- **Action item**:
Translate into Spanish this sentence from the copy shop passage below: "The copy shop owner saw this, but was surprisingly forgiving."

- **Quoted passage**:
* * * * * * * * *

One day, I had come in to the copy shop extremely tired. I had worked about sixteen hours the previous day, managing only about three hours of sleep. (My girlfriend at the time, whom I almost never saw, was exceptionally forgiving of my crabbiness.) Limbaugh came on. And I could no longer keep up the sanguine face, or control my sighs and dismay. The copy shop owner saw this, but was surprisingly forgiving. I confessed I wasn’t exactly a Dittohead, but I did ask him why he liked Limbaugh. He replied that he thought that Limbaugh was funny. Funny? Perhaps. Funny, if introducing terms like “Feminazi” was funny (although admittedly warranted in the cases of extremists like Valerie Solanas, whose legitimate points were undermined by the same hatred extant within the Moral Majority). Funny, if declaring anything even remotely left as Bolshevist was funny (on paper or in relaxed environs, yes; but with blathering audio while performing a mindless task, decidedly not).

Funny, yes. But with humor occluded by the dreariest of labor, possibly a bona-fide authority after years of a small business owner working long and hard for nothing.

clintoncairn.jpgBut one day, Limbaugh eventually revealed his colors. On June 6, 1994, Clinton was in Europe to recognize the 50th anniversary of Normandy. And like any President, he staged the predictable photo ops. Clinton gave a speech. He walked lone along the beach of Normandy, preparing a cairn. Hardly surprising. All politicians are forced to embrace artificiality at some point. It’s only the most gifted politician who can make every moment feel natural.

* * * * * * * * *

Records from a collection
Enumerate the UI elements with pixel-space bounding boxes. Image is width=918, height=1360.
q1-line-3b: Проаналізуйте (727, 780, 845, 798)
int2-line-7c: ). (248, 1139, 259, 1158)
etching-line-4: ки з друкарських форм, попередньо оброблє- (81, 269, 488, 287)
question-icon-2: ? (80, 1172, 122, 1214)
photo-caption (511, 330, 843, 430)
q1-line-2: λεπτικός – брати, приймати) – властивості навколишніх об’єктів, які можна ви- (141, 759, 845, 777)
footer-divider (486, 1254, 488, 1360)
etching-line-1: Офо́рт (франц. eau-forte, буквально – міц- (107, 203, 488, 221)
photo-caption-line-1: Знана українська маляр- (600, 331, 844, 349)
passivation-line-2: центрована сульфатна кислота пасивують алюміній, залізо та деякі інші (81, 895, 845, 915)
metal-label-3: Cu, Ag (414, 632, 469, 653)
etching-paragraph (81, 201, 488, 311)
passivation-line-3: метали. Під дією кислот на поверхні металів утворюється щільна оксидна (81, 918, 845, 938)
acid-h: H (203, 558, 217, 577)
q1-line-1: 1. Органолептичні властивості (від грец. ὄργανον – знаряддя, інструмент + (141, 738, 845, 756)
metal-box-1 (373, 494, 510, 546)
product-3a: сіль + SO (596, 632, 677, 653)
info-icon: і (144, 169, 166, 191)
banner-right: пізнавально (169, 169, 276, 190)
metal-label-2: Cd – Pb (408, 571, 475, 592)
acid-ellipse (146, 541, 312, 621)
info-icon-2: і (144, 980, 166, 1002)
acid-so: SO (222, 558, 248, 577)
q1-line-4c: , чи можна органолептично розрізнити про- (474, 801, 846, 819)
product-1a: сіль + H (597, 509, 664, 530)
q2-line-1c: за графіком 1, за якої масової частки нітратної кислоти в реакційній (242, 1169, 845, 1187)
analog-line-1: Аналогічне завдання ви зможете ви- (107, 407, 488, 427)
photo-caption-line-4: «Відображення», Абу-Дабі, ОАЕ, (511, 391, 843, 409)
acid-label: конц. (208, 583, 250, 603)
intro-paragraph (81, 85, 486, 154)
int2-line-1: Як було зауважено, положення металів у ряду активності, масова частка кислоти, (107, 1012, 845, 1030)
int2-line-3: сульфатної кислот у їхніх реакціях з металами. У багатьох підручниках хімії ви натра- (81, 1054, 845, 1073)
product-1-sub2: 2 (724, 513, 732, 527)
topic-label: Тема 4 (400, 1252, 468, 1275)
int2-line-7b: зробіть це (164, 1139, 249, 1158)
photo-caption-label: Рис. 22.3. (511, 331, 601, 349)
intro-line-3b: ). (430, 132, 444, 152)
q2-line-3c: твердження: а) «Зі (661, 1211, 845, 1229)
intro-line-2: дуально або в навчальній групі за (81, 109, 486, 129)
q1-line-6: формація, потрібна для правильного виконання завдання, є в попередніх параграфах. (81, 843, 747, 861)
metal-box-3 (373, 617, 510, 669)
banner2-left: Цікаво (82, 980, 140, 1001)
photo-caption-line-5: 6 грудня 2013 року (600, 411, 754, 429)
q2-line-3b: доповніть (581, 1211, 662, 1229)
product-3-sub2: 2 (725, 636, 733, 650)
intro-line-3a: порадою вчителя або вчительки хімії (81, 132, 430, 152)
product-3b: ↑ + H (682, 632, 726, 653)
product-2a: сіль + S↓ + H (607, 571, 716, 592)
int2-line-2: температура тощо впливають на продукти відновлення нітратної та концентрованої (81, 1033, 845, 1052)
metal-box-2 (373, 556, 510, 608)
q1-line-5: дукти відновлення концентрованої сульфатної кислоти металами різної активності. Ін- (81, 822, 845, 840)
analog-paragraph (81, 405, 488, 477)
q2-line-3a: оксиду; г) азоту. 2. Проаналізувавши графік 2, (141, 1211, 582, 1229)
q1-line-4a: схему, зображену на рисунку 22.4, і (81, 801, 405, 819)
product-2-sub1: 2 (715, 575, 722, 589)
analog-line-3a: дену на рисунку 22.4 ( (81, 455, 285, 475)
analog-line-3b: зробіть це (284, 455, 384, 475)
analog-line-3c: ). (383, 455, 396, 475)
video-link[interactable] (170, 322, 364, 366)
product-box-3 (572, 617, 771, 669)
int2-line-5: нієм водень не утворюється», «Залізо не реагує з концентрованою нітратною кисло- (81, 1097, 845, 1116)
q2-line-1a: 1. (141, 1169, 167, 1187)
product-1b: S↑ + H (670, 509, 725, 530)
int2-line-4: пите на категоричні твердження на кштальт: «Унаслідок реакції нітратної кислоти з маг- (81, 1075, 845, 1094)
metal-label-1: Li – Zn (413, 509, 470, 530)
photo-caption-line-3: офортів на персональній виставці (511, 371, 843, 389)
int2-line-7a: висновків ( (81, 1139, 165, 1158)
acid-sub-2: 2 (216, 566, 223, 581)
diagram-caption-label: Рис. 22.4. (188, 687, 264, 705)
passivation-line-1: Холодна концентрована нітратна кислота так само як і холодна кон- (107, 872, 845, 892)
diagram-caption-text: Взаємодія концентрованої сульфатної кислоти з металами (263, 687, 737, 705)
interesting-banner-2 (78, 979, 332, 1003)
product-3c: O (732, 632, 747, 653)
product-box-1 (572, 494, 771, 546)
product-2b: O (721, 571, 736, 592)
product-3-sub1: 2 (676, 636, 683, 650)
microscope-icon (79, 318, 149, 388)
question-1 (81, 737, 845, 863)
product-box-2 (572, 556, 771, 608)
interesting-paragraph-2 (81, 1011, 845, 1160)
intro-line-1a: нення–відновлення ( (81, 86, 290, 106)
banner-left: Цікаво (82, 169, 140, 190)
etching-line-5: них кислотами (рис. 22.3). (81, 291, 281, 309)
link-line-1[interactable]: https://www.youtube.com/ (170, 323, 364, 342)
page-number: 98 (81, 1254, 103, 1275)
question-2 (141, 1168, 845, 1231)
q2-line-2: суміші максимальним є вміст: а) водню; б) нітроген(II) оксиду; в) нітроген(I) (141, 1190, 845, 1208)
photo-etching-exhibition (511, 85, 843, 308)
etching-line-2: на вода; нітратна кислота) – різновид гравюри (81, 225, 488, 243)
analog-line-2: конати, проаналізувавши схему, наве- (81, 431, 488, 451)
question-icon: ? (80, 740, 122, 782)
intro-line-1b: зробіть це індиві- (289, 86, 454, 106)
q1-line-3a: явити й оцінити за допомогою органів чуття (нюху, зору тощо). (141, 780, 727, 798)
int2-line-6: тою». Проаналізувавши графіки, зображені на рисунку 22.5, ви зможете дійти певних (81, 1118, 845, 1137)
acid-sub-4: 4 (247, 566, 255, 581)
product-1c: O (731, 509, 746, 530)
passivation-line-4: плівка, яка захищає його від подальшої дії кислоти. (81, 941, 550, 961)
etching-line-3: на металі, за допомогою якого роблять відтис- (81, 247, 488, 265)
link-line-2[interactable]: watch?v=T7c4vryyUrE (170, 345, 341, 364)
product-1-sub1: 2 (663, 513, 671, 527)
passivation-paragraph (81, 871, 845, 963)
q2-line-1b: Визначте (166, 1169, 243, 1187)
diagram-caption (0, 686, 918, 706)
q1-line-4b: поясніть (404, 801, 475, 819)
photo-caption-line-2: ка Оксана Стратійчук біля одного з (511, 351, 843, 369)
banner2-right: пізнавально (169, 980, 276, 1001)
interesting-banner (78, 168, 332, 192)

* * * * * * * * *

- **Output of the task**:
El dueño de la copistería vio esto, pero fue sorprendentemente indulgente.